-- BEGIN Records for the exercise --

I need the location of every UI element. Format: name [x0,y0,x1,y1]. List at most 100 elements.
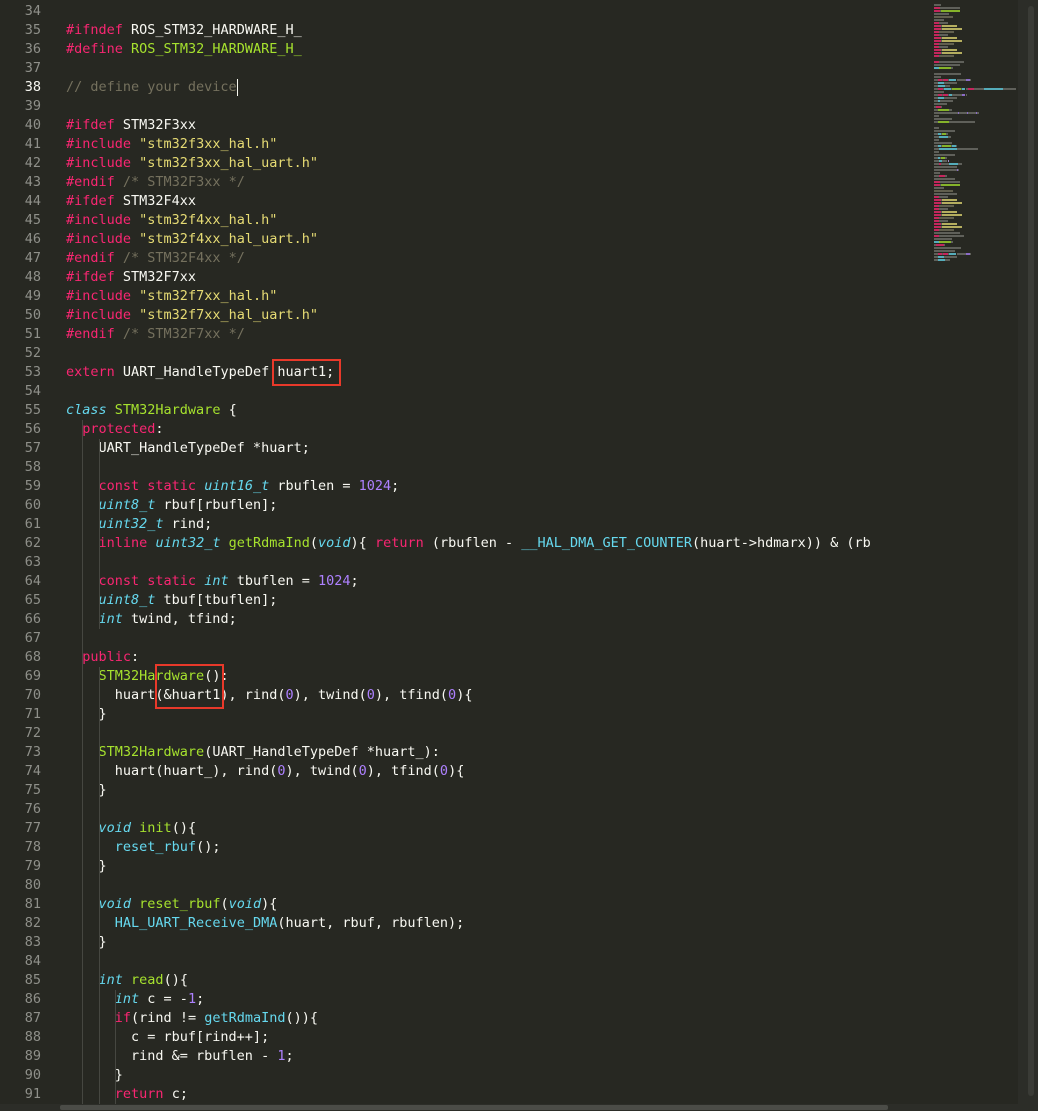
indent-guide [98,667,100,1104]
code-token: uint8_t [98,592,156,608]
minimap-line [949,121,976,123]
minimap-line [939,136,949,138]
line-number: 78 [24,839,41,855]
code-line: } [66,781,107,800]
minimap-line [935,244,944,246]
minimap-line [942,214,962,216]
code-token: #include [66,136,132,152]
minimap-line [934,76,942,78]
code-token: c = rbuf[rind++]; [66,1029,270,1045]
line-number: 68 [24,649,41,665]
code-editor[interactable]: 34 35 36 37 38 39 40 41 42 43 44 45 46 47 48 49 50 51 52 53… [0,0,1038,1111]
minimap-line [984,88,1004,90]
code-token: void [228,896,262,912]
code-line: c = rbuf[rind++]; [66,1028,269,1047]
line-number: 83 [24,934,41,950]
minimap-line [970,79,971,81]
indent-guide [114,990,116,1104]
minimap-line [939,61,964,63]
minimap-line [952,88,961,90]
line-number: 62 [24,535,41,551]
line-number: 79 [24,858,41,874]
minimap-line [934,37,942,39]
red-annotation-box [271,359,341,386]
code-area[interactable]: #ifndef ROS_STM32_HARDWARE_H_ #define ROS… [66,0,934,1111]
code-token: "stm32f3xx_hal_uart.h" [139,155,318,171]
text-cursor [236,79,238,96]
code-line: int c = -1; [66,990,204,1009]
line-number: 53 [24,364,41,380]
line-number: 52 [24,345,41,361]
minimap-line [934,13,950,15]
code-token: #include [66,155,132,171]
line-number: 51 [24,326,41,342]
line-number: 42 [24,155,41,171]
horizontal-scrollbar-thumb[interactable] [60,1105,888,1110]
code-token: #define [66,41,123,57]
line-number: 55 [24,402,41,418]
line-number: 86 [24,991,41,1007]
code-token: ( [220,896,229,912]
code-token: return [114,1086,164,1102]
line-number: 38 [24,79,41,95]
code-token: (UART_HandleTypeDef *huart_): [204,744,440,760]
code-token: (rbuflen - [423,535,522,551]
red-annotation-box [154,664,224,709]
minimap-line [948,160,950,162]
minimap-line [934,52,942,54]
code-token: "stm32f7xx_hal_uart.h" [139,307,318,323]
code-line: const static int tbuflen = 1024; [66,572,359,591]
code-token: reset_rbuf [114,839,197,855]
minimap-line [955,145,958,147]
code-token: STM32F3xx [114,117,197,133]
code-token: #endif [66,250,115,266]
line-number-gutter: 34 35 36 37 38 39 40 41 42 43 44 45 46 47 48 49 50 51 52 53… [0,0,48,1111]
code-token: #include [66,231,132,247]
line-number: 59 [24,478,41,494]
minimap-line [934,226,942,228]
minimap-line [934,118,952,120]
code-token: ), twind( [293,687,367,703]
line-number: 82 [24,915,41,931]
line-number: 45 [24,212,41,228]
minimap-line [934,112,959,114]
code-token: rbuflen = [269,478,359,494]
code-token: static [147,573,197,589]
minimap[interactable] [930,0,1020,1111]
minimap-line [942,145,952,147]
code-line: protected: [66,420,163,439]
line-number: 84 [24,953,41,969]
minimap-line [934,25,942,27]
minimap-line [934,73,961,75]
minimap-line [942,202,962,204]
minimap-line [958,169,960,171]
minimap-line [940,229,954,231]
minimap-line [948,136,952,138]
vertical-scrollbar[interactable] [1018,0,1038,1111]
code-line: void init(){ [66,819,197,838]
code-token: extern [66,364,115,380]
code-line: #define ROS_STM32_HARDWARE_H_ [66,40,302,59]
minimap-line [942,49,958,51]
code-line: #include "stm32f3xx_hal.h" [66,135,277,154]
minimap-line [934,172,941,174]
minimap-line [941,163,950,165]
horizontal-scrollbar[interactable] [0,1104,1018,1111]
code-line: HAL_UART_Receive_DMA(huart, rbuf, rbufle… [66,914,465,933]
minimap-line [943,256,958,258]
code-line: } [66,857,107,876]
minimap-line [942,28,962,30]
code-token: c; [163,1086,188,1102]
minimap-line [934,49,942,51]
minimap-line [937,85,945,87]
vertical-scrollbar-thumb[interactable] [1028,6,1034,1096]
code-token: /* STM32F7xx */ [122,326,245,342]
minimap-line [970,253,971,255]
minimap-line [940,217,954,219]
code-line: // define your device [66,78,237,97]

-- END Records for the exercise --
-- BEGIN Records for the exercise --

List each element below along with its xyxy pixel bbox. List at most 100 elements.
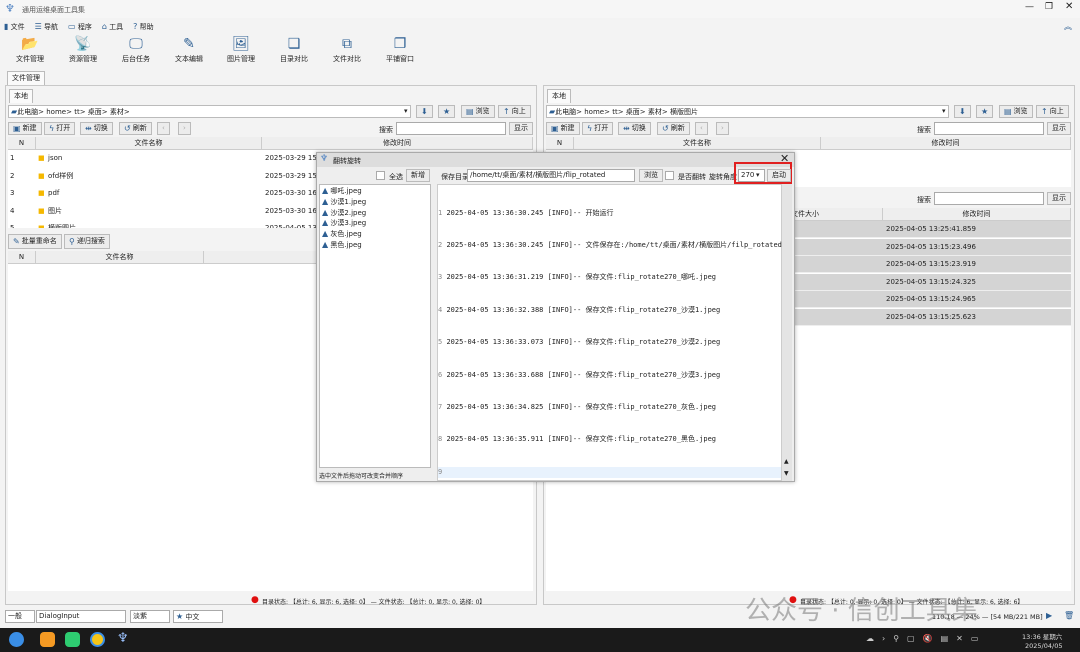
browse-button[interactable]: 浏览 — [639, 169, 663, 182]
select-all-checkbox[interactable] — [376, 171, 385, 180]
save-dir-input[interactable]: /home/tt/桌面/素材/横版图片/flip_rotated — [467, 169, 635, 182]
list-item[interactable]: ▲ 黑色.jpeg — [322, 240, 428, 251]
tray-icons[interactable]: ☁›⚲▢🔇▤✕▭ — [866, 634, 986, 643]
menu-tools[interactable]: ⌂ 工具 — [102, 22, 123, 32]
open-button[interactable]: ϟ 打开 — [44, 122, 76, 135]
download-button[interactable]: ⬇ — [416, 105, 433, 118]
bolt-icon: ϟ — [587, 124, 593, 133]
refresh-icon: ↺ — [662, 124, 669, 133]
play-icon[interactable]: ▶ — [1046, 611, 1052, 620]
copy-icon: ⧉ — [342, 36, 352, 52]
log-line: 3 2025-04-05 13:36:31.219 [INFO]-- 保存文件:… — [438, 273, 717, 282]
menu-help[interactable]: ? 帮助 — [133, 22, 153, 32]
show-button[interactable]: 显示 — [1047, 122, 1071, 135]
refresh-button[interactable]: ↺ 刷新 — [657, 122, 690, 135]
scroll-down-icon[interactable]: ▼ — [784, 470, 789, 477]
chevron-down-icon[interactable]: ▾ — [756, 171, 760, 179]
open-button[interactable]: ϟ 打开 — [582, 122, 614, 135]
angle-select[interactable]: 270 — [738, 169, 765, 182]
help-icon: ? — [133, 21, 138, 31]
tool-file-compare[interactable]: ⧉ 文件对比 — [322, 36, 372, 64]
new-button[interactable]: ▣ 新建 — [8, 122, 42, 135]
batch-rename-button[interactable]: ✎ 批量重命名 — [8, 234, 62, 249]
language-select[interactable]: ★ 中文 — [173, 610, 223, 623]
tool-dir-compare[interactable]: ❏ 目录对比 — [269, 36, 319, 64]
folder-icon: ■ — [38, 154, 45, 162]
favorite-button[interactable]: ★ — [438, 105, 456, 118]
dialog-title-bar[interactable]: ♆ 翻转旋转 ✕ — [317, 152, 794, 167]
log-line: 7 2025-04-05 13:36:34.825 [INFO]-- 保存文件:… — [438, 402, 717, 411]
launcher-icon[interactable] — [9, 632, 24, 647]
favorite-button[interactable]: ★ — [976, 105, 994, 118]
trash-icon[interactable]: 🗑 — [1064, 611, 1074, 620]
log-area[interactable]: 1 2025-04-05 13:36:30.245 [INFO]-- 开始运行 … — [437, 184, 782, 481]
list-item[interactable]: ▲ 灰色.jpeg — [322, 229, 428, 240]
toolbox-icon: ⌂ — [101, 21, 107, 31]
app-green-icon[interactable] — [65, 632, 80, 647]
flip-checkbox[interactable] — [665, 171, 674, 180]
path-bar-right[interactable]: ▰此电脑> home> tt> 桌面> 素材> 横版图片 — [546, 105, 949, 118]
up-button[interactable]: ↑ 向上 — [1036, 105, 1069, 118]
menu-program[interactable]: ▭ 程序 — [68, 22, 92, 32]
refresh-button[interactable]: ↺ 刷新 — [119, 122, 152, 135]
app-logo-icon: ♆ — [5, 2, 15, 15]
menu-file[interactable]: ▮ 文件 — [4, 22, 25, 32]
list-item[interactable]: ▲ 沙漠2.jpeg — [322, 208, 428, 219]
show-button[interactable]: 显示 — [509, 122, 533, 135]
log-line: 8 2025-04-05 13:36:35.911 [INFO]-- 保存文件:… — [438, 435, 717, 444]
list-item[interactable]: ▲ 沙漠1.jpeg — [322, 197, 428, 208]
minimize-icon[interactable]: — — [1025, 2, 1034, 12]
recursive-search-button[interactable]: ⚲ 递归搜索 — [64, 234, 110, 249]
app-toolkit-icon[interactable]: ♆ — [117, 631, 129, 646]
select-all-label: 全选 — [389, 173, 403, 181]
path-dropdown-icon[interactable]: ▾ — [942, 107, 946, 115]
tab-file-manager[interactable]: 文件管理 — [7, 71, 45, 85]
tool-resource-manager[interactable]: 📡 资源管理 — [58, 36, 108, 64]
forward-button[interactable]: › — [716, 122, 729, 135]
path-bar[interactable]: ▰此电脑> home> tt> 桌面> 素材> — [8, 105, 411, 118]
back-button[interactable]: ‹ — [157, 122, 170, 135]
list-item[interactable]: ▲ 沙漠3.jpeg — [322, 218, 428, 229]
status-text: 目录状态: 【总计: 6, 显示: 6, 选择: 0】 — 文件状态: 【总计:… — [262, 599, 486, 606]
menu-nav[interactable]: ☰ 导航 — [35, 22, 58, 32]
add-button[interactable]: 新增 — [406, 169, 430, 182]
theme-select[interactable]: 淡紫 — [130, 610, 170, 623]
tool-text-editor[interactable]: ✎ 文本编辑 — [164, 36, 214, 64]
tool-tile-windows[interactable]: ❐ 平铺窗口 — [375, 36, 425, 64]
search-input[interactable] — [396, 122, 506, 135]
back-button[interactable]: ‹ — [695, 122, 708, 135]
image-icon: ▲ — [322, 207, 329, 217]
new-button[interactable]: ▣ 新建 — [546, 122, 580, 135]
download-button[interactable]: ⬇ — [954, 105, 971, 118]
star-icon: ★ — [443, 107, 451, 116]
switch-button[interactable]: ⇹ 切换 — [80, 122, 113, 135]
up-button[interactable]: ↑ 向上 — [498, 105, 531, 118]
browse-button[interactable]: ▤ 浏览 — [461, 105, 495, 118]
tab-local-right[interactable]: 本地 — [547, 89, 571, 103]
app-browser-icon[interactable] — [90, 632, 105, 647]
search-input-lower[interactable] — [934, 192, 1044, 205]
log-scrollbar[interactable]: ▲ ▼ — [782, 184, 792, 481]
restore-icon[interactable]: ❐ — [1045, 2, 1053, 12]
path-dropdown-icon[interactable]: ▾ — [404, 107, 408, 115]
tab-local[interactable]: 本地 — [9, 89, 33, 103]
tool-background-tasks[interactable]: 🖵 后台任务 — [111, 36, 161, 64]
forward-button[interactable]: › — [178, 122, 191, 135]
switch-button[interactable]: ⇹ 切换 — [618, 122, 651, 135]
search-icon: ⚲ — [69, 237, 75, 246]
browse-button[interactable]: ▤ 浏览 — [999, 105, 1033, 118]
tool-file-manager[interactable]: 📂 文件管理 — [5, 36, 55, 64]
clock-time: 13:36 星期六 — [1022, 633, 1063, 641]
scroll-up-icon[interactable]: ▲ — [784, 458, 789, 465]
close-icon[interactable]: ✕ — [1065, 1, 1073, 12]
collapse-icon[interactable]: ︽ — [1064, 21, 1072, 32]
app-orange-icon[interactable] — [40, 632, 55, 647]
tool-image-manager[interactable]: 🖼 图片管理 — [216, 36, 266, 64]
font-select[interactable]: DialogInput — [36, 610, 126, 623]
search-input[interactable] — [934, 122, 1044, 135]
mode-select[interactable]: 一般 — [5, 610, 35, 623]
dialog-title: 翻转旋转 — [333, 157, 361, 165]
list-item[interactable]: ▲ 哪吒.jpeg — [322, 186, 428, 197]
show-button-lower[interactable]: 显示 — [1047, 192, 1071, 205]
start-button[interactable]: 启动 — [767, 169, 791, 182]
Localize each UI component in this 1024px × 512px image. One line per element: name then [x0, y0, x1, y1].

-- END Records for the exercise --

Objective: Reproduce the records starting at the line that contains "indent-guide [98,667,100,1104]" and ending at the line that contains "minimap-line [970,79,971,81]", both included, with every character unchanged.

Problem solution:
indent-guide [98,667,100,1104]
code-token: uint8_t [98,592,156,608]
minimap-line [949,121,976,123]
minimap-line [939,136,949,138]
line-number: 78 [24,839,41,855]
code-line: } [66,781,107,800]
minimap-line [935,244,944,246]
minimap-line [942,214,962,216]
code-token: #include [66,136,132,152]
minimap-line [934,76,942,78]
code-token: c = rbuf[rind++]; [66,1029,270,1045]
line-number: 68 [24,649,41,665]
code-editor[interactable]: 34 35 36 37 38 39 40 41 42 43 44 45 46 47 48 49 50 51 52 53… [0,0,1038,1111]
minimap-line [984,88,1004,90]
code-token: void [228,896,262,912]
code-line: c = rbuf[rind++]; [66,1028,269,1047]
line-number: 83 [24,934,41,950]
minimap-line [970,79,971,81]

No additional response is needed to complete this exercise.